== Reading text
Anna Christina Warg (23March 17035February 1769), better known as Cajsa (or Kajsa) Warg, was a Swedish cookbook author and one of the best-known cooks in Swedish history.

Early life 
Warg was born in Örebro, the younger of two daughters, to accountant Anders Warg (died 1708) and Karin Livijn (died 1755). In 1710, her mother married the nobleman Eric Rosenstråle, with whom she had seven more children and moved with to Borggård Manor outside Finspång.

Career
Warg left home early to be the cook and housekeeper for several powerful people in Stockholm, such as the general Count Wolter Reinhold von Stackelberg. It is not known when she started her career, but von Stackelberg had previously served with her father as an officer in the army, and it is considered likely that she was employed by him as his cook by the time he married and settled down in Stockholm in 1735. She was later employed by von Stackelberg's elder brother marshal Baron Berndt Otto von Stackelberg, and from the late 1740s, by the State Secretary and General Post Master Baron Leonard Klinckowström, whose wife Catharina Ehrenpreus was the cousin of her mother. von Stackelberg was the brother-in-law of Hedvig Taube, and Warg's abilities as a cook had good opportunity to become known in influential circles. He was described as a great gourmet and also hosted many receptions for Stockholm's cultural elite, who praised the cookery art there—one of them was Carl Michael Bellman, who wrote a poem about the food at the receptions, though he did not mention Warg by name. After the death of her last employer Klinckowström in 1759, she acquired his apartment, where she lived on her royalties and by renting out rooms. She died in Stockholm.
====
== Data segment
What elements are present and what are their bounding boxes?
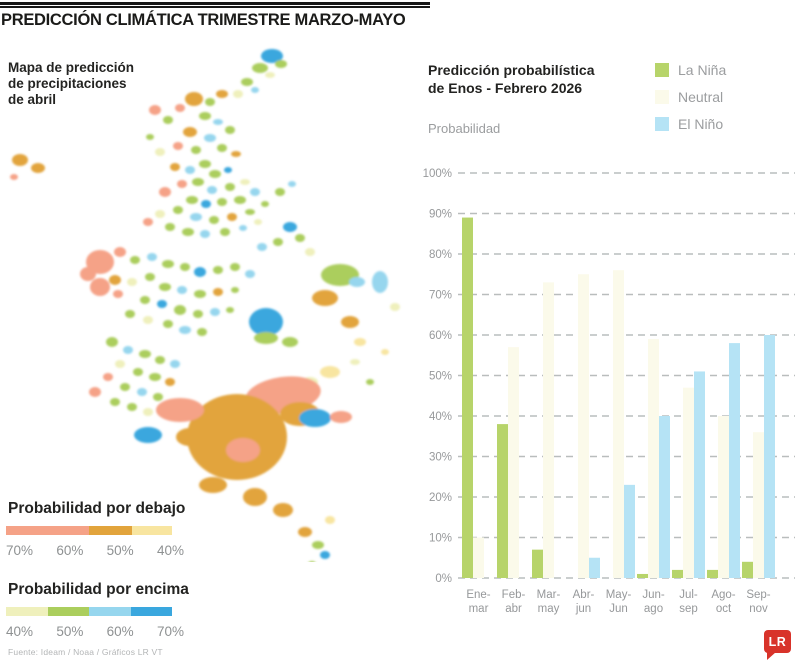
====
■ Jobs ■
[1] Reproduce the passage of the Cajsa Warg biography starting with "Anna Christina Warg" and going on through "in Swedish history.".
[2] According to the Cajsa Warg biography, what did Warg acquire after her last employer died in 1759?
The listing has no connection to the Cajsa Warg biography.

■ Answers below ■
[1]
Anna Christina Warg (23March 17035February 1769), better known as Cajsa (or Kajsa) Warg, was a Swedish cookbook author and one of the best-known cooks in Swedish history.

[2] She acquired his apartment.